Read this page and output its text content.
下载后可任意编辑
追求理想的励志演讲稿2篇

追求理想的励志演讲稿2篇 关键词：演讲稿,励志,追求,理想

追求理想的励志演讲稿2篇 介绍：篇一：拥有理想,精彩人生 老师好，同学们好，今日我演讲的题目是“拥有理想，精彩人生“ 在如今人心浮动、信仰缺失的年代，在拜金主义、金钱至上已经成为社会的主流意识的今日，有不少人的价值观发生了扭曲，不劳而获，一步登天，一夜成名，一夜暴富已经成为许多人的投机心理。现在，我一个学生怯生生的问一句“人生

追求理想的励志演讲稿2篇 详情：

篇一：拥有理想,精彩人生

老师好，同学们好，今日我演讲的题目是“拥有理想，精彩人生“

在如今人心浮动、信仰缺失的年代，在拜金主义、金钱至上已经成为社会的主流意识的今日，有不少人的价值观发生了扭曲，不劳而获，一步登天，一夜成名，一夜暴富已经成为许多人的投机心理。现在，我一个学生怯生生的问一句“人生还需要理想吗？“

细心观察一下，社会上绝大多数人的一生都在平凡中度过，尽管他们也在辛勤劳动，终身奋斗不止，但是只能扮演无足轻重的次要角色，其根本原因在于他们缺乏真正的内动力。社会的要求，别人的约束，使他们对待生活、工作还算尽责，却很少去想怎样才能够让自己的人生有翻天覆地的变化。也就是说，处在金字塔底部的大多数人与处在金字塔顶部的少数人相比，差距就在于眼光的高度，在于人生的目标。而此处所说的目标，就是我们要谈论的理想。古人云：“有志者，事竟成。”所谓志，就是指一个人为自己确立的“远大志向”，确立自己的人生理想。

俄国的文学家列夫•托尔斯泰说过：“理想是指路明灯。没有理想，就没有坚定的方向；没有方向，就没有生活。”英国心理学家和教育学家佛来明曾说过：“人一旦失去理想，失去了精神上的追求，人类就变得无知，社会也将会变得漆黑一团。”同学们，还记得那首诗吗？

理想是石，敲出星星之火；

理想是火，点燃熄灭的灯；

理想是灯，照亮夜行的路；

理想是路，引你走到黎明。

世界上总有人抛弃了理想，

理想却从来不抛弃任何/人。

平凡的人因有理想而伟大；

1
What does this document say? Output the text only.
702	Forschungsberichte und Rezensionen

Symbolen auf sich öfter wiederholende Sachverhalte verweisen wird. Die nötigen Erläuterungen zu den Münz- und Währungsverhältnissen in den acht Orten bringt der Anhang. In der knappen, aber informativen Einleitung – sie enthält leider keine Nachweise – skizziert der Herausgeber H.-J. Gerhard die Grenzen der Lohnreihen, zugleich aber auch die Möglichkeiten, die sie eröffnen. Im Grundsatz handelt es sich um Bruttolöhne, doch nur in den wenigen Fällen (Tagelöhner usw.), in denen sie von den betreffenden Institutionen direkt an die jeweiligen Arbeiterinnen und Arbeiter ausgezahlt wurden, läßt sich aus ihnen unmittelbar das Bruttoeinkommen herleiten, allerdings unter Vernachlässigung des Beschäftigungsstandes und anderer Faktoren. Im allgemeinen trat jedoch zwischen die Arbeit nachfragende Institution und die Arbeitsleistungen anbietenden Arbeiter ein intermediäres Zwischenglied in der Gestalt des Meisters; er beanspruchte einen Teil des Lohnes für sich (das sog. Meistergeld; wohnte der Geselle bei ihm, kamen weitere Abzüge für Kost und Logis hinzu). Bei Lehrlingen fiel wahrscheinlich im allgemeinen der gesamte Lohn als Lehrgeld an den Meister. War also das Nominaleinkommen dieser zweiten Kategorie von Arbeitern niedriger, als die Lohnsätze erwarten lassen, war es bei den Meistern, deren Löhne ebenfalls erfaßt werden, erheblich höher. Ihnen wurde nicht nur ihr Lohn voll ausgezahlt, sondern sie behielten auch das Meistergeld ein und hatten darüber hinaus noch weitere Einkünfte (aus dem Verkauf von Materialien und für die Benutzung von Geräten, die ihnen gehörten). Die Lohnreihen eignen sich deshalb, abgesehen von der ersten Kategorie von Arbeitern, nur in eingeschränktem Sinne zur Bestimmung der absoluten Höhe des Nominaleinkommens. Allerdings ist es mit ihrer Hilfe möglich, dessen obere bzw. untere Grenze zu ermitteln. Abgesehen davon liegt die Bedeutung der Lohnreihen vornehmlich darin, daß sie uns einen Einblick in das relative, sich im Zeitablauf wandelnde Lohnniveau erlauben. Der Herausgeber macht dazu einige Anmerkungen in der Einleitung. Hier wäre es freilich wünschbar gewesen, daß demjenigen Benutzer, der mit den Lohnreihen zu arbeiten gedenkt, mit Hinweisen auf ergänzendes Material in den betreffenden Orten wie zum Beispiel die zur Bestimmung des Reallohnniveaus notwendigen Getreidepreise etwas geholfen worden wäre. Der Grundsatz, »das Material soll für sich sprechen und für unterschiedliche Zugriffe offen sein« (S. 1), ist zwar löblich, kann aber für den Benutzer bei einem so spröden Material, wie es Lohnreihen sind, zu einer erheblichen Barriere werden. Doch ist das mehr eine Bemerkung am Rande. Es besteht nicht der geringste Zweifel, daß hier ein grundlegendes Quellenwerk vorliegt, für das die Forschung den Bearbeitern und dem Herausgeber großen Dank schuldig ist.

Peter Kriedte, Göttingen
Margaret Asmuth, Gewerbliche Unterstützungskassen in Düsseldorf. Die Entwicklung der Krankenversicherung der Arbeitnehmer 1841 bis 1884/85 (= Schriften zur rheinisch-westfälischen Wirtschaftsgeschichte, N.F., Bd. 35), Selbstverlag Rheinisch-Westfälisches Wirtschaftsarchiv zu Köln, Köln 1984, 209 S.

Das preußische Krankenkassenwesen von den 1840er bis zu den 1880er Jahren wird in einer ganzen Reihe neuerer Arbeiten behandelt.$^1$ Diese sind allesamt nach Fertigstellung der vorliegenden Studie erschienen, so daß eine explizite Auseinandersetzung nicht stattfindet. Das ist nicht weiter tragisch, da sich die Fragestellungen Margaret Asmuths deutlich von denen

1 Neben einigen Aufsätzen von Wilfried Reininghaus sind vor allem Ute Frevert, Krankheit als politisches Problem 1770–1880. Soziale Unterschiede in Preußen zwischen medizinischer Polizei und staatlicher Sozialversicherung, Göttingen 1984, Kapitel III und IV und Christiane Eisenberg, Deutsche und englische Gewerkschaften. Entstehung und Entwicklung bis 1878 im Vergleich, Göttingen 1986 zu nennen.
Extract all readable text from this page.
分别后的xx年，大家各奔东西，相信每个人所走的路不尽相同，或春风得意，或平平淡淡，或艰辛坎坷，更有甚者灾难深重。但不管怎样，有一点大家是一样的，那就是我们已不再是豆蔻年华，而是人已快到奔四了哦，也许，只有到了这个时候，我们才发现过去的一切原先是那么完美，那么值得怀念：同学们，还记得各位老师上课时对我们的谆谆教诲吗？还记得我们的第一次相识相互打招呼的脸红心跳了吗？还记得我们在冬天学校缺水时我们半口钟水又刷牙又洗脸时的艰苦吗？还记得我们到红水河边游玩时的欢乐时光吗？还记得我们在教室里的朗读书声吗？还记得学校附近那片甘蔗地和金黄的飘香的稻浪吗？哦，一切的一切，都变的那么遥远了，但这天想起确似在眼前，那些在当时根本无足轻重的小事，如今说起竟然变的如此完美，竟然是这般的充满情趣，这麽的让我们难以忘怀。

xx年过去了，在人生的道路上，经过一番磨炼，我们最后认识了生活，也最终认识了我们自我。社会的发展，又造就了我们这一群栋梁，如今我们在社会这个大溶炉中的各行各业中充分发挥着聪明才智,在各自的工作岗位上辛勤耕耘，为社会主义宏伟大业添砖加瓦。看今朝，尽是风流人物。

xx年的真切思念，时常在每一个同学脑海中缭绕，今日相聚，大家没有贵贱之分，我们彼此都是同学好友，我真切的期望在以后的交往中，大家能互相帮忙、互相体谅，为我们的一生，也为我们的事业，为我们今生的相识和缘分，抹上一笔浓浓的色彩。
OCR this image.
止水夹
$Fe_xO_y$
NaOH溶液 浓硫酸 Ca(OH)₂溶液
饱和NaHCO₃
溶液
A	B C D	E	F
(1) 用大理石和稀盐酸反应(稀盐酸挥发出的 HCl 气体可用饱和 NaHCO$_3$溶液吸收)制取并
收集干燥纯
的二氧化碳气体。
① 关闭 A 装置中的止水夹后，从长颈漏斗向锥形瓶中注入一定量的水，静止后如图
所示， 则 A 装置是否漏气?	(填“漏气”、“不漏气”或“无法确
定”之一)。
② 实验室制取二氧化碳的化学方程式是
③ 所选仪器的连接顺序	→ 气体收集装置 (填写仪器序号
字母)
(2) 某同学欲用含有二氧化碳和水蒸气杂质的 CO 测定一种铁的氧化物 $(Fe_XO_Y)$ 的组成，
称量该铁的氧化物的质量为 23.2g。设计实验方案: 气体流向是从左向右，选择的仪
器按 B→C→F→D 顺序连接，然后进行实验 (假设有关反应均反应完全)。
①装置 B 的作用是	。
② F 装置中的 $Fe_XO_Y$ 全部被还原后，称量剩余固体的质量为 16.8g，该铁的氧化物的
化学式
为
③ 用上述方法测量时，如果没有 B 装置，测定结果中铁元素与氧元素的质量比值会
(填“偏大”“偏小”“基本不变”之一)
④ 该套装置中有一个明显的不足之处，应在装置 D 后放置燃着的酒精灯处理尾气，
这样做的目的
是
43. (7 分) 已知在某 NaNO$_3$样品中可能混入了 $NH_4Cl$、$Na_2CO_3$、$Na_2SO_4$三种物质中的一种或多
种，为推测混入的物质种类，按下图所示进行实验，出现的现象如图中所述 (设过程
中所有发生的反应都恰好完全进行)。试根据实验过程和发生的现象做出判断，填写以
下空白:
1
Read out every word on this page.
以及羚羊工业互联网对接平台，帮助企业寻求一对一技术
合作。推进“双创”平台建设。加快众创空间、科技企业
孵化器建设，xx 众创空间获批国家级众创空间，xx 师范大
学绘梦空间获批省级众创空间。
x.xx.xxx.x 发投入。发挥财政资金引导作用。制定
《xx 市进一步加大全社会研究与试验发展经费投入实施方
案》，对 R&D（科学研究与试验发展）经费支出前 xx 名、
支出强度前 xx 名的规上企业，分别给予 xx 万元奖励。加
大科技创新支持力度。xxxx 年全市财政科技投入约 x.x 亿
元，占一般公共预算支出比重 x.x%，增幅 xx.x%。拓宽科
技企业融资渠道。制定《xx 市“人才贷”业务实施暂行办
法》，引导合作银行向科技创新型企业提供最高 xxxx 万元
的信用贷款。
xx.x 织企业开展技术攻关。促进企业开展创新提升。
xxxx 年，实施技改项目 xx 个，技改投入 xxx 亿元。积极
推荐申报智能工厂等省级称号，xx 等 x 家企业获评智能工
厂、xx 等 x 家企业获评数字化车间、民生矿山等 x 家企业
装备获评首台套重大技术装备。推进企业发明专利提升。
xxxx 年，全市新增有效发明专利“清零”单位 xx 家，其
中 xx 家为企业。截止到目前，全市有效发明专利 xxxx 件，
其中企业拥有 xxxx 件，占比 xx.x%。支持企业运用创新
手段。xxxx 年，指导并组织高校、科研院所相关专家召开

■ **TASK PROMPT**: Say how many lines of the listing above contain "一夜成名", with no other words.

■ **RESPONSE TO THE TASK**: 2